MATERIAL PROVIDED:
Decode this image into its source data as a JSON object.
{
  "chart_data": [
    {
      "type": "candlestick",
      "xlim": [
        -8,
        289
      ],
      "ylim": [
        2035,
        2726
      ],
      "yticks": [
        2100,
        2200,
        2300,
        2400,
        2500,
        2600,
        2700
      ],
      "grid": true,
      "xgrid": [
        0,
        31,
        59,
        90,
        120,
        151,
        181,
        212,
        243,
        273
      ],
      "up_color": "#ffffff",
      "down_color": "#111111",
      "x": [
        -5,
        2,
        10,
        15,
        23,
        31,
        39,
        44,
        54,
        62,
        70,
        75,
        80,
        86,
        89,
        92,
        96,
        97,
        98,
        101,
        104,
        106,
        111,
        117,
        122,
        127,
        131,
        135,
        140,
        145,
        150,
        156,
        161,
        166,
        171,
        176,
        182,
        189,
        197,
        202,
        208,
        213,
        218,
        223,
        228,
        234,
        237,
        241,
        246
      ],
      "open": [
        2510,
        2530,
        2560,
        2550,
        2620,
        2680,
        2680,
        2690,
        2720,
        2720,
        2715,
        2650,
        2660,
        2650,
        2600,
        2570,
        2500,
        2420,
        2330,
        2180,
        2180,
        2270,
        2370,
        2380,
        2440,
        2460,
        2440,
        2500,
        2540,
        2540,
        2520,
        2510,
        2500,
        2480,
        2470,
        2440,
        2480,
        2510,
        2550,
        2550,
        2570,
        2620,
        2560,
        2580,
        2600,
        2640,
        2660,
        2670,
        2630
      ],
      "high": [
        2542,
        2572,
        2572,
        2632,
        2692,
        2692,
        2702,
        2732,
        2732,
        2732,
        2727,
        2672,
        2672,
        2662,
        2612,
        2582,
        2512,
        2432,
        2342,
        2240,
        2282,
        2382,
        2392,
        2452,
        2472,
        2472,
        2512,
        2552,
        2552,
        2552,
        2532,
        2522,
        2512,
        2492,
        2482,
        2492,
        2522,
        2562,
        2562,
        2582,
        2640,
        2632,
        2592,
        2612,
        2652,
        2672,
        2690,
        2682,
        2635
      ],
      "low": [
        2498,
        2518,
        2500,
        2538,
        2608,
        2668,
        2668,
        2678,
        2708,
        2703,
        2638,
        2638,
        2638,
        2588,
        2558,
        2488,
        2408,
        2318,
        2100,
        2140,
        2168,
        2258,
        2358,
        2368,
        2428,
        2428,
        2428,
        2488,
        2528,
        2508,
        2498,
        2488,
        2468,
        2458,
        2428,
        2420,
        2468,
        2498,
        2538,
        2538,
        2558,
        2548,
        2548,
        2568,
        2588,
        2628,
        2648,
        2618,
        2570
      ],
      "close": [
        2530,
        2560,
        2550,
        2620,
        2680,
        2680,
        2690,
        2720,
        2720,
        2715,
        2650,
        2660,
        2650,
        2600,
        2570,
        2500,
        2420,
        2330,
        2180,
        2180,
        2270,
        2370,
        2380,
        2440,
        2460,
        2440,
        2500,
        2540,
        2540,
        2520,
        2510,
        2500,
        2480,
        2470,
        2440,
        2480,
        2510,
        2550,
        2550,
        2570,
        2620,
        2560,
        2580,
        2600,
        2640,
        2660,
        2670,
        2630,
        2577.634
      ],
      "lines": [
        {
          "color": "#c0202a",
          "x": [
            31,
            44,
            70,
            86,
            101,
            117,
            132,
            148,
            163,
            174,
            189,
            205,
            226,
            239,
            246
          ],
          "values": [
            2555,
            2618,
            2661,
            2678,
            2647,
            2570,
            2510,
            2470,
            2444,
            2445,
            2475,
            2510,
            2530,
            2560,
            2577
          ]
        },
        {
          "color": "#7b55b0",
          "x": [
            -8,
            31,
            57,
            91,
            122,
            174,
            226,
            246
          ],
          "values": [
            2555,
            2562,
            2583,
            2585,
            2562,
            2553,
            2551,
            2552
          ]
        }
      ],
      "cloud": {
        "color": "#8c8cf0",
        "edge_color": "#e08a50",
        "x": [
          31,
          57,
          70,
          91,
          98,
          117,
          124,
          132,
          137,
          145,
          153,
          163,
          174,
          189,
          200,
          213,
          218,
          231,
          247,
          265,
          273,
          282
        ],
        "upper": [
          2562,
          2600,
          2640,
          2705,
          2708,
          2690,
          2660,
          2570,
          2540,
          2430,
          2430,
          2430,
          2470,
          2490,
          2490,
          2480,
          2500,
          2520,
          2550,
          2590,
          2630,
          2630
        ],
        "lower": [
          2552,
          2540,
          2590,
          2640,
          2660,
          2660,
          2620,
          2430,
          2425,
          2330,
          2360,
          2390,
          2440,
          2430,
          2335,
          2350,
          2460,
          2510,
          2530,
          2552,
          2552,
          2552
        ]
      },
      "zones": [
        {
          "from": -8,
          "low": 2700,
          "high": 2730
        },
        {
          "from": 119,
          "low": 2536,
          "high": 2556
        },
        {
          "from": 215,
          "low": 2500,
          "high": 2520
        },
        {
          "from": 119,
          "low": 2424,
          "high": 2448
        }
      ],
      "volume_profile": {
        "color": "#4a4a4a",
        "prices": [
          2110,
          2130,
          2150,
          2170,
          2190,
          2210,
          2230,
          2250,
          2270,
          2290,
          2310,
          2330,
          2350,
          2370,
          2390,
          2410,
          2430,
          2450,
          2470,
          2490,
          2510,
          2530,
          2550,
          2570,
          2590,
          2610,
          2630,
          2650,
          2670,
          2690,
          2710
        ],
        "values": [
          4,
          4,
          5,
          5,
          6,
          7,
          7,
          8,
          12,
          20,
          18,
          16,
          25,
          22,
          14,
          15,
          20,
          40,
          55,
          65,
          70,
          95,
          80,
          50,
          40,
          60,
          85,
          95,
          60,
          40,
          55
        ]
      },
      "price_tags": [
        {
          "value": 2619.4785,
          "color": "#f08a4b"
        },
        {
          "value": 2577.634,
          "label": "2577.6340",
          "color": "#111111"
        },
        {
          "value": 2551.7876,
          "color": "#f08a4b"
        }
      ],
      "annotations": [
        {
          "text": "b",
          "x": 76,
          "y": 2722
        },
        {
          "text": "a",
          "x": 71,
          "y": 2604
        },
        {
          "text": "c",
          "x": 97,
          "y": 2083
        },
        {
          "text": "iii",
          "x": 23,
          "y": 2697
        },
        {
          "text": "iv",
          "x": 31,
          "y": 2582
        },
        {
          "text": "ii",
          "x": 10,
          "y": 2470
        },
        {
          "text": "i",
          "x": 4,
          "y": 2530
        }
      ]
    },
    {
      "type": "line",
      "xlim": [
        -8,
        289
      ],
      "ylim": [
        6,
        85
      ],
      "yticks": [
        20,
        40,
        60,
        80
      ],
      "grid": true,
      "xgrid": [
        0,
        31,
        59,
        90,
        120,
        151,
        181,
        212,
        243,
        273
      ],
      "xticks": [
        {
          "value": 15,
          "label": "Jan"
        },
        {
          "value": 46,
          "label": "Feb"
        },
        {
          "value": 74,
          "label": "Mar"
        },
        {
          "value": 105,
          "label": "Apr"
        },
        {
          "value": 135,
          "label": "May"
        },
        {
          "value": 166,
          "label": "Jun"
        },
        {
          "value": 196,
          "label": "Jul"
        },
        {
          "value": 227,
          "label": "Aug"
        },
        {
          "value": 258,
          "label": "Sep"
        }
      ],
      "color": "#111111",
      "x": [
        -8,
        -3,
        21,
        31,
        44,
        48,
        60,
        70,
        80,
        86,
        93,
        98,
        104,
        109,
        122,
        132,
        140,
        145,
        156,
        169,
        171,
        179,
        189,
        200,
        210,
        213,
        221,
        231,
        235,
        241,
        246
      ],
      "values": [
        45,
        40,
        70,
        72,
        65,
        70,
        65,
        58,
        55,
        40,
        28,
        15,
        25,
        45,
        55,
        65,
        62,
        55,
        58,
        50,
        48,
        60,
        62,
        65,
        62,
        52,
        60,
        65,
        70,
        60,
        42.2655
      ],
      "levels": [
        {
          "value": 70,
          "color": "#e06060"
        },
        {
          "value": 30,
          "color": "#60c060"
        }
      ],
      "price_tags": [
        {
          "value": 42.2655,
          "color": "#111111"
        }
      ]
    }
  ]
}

REQUIRED WORK:
Look for lines containing the string "text" and copy them all.

SOLUTION:
          "text": "b",
          "text": "a",
          "text": "c",
          "text": "iii",
          "text": "iv",
          "text": "ii",
          "text": "i",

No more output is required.